§ ENTRIES
▬▬▬

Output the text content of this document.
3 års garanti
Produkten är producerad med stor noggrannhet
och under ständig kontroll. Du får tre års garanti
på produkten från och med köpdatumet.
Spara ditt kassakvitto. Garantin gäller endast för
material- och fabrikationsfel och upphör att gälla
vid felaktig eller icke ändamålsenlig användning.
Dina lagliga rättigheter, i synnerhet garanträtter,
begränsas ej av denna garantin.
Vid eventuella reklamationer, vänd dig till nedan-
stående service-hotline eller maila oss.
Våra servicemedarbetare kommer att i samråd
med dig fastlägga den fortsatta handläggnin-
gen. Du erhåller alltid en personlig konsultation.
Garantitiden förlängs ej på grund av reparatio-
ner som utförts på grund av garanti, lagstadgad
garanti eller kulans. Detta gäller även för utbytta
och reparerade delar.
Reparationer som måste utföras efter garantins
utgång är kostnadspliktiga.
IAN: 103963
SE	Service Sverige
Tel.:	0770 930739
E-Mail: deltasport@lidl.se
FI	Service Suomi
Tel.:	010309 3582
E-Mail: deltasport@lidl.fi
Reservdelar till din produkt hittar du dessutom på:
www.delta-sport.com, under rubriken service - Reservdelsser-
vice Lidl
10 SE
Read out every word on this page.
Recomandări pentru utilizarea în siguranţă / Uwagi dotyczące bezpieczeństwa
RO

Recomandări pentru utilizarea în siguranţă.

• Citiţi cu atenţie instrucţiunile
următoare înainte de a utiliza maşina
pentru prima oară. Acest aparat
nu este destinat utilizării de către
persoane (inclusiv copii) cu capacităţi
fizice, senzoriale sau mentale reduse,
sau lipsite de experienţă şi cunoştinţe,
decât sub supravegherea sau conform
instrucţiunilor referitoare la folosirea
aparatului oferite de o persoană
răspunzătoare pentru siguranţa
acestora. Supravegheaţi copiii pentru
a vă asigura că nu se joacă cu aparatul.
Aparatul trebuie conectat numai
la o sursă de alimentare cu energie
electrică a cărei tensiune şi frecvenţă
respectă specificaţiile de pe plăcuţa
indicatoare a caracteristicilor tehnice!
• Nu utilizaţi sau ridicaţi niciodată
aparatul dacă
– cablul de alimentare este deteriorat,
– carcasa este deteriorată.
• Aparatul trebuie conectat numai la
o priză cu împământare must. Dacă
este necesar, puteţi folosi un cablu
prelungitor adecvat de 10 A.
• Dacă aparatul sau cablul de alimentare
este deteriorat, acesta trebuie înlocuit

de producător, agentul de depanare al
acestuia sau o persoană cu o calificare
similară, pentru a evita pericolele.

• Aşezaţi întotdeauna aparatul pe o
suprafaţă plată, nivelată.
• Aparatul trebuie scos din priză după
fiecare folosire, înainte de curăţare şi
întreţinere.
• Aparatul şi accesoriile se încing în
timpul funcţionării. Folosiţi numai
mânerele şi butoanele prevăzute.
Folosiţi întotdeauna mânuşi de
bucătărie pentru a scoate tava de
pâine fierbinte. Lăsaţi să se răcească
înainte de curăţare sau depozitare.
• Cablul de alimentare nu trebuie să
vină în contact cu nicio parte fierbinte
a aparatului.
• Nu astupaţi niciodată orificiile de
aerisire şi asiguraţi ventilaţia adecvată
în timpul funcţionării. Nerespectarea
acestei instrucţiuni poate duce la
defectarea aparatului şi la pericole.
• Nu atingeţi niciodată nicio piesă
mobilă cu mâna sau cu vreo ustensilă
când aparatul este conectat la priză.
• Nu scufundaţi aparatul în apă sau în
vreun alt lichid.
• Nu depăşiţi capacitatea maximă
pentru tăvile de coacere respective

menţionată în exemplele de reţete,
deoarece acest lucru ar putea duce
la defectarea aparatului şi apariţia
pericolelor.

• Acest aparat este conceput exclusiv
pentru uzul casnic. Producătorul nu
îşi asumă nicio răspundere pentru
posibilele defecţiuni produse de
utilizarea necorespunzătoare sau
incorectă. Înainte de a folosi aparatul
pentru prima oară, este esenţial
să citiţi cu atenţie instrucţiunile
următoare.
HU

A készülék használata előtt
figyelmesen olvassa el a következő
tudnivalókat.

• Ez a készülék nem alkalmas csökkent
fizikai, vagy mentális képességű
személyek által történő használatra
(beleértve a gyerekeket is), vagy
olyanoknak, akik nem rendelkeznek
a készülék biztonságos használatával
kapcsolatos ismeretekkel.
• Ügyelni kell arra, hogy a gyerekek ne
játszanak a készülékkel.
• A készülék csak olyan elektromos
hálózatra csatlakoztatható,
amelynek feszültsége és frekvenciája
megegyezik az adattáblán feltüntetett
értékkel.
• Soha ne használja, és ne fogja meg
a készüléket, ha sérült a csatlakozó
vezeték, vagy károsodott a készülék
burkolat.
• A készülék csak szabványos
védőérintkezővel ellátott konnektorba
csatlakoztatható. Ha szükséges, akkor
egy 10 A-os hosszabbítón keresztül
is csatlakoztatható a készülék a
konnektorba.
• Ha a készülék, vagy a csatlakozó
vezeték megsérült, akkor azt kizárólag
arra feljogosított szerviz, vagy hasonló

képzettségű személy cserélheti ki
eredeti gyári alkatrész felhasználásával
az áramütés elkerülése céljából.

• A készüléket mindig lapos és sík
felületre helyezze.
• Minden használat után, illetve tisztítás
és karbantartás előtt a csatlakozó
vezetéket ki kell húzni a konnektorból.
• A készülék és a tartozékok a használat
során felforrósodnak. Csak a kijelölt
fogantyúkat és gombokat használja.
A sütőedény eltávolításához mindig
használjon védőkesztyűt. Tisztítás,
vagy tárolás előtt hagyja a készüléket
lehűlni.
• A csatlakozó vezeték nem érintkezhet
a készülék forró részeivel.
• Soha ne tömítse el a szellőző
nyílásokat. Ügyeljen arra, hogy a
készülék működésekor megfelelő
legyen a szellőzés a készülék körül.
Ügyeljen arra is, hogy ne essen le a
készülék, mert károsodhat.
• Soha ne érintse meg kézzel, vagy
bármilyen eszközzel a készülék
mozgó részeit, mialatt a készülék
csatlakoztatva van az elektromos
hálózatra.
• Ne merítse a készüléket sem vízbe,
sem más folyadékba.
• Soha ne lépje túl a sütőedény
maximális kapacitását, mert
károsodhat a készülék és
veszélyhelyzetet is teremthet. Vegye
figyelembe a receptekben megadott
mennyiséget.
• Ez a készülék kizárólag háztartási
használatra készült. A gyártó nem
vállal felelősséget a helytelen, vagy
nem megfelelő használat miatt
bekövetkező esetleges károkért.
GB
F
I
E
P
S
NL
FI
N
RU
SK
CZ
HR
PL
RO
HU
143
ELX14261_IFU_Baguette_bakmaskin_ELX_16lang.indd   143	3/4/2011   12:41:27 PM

▬▬▬

§ EXERCISE OBJECTIVE
Restate each record exactly as written.

§ ANSWER FOR THE TASK
Output the text content of this document.
3 års garanti
Produkten är producerad med stor noggrannhet
och under ständig kontroll. Du får tre års garanti
på produkten från och med köpdatumet.
Spara ditt kassakvitto. Garantin gäller endast för
material- och fabrikationsfel och upphör att gälla
vid felaktig eller icke ändamålsenlig användning.
Dina lagliga rättigheter, i synnerhet garanträtter,
begränsas ej av denna garantin.
Vid eventuella reklamationer, vänd dig till nedan-
stående service-hotline eller maila oss.
Våra servicemedarbetare kommer att i samråd
med dig fastlägga den fortsatta handläggnin-
gen. Du erhåller alltid en personlig konsultation.
Garantitiden förlängs ej på grund av reparatio-
ner som utförts på grund av garanti, lagstadgad
garanti eller kulans. Detta gäller även för utbytta
och reparerade delar.
Reparationer som måste utföras efter garantins
utgång är kostnadspliktiga.
IAN: 103963
SE	Service Sverige
Tel.:	0770 930739
E-Mail: deltasport@lidl.se
FI	Service Suomi
Tel.:	010309 3582
E-Mail: deltasport@lidl.fi
Reservdelar till din produkt hittar du dessutom på:
www.delta-sport.com, under rubriken service - Reservdelsser-
vice Lidl
10 SE
Read out every word on this page.
Recomandări pentru utilizarea în siguranţă / Uwagi dotyczące bezpieczeństwa
RO

Recomandări pentru utilizarea în siguranţă.

• Citiţi cu atenţie instrucţiunile
următoare înainte de a utiliza maşina
pentru prima oară. Acest aparat
nu este destinat utilizării de către
persoane (inclusiv copii) cu capacităţi
fizice, senzoriale sau mentale reduse,
sau lipsite de experienţă şi cunoştinţe,
decât sub supravegherea sau conform
instrucţiunilor referitoare la folosirea
aparatului oferite de o persoană
răspunzătoare pentru siguranţa
acestora. Supravegheaţi copiii pentru
a vă asigura că nu se joacă cu aparatul.
Aparatul trebuie conectat numai
la o sursă de alimentare cu energie
electrică a cărei tensiune şi frecvenţă
respectă specificaţiile de pe plăcuţa
indicatoare a caracteristicilor tehnice!
• Nu utilizaţi sau ridicaţi niciodată
aparatul dacă
– cablul de alimentare este deteriorat,
– carcasa este deteriorată.
• Aparatul trebuie conectat numai la
o priză cu împământare must. Dacă
este necesar, puteţi folosi un cablu
prelungitor adecvat de 10 A.
• Dacă aparatul sau cablul de alimentare
este deteriorat, acesta trebuie înlocuit

de producător, agentul de depanare al
acestuia sau o persoană cu o calificare
similară, pentru a evita pericolele.

• Aşezaţi întotdeauna aparatul pe o
suprafaţă plată, nivelată.
• Aparatul trebuie scos din priză după
fiecare folosire, înainte de curăţare şi
întreţinere.
• Aparatul şi accesoriile se încing în
timpul funcţionării. Folosiţi numai
mânerele şi butoanele prevăzute.
Folosiţi întotdeauna mânuşi de
bucătărie pentru a scoate tava de
pâine fierbinte. Lăsaţi să se răcească
înainte de curăţare sau depozitare.
• Cablul de alimentare nu trebuie să
vină în contact cu nicio parte fierbinte
a aparatului.
• Nu astupaţi niciodată orificiile de
aerisire şi asiguraţi ventilaţia adecvată
în timpul funcţionării. Nerespectarea
acestei instrucţiuni poate duce la
defectarea aparatului şi la pericole.
• Nu atingeţi niciodată nicio piesă
mobilă cu mâna sau cu vreo ustensilă
când aparatul este conectat la priză.
• Nu scufundaţi aparatul în apă sau în
vreun alt lichid.
• Nu depăşiţi capacitatea maximă
pentru tăvile de coacere respective

menţionată în exemplele de reţete,
deoarece acest lucru ar putea duce
la defectarea aparatului şi apariţia
pericolelor.

• Acest aparat este conceput exclusiv
pentru uzul casnic. Producătorul nu
îşi asumă nicio răspundere pentru
posibilele defecţiuni produse de
utilizarea necorespunzătoare sau
incorectă. Înainte de a folosi aparatul
pentru prima oară, este esenţial
să citiţi cu atenţie instrucţiunile
următoare.
HU

A készülék használata előtt
figyelmesen olvassa el a következő
tudnivalókat.

• Ez a készülék nem alkalmas csökkent
fizikai, vagy mentális képességű
személyek által történő használatra
(beleértve a gyerekeket is), vagy
olyanoknak, akik nem rendelkeznek
a készülék biztonságos használatával
kapcsolatos ismeretekkel.
• Ügyelni kell arra, hogy a gyerekek ne
játszanak a készülékkel.
• A készülék csak olyan elektromos
hálózatra csatlakoztatható,
amelynek feszültsége és frekvenciája
megegyezik az adattáblán feltüntetett
értékkel.
• Soha ne használja, és ne fogja meg
a készüléket, ha sérült a csatlakozó
vezeték, vagy károsodott a készülék
burkolat.
• A készülék csak szabványos
védőérintkezővel ellátott konnektorba
csatlakoztatható. Ha szükséges, akkor
egy 10 A-os hosszabbítón keresztül
is csatlakoztatható a készülék a
konnektorba.
• Ha a készülék, vagy a csatlakozó
vezeték megsérült, akkor azt kizárólag
arra feljogosított szerviz, vagy hasonló

képzettségű személy cserélheti ki
eredeti gyári alkatrész felhasználásával
az áramütés elkerülése céljából.

• A készüléket mindig lapos és sík
felületre helyezze.
• Minden használat után, illetve tisztítás
és karbantartás előtt a csatlakozó
vezetéket ki kell húzni a konnektorból.
• A készülék és a tartozékok a használat
során felforrósodnak. Csak a kijelölt
fogantyúkat és gombokat használja.
A sütőedény eltávolításához mindig
használjon védőkesztyűt. Tisztítás,
vagy tárolás előtt hagyja a készüléket
lehűlni.
• A csatlakozó vezeték nem érintkezhet
a készülék forró részeivel.
• Soha ne tömítse el a szellőző
nyílásokat. Ügyeljen arra, hogy a
készülék működésekor megfelelő
legyen a szellőzés a készülék körül.
Ügyeljen arra is, hogy ne essen le a
készülék, mert károsodhat.
• Soha ne érintse meg kézzel, vagy
bármilyen eszközzel a készülék
mozgó részeit, mialatt a készülék
csatlakoztatva van az elektromos
hálózatra.
• Ne merítse a készüléket sem vízbe,
sem más folyadékba.
• Soha ne lépje túl a sütőedény
maximális kapacitását, mert
károsodhat a készülék és
veszélyhelyzetet is teremthet. Vegye
figyelembe a receptekben megadott
mennyiséget.
• Ez a készülék kizárólag háztartási
használatra készült. A gyártó nem
vállal felelősséget a helytelen, vagy
nem megfelelő használat miatt
bekövetkező esetleges károkért.
GB
F
I
E
P
S
NL
FI
N
RU
SK
CZ
HR
PL
RO
HU
143
ELX14261_IFU_Baguette_bakmaskin_ELX_16lang.indd   143	3/4/2011   12:41:27 PM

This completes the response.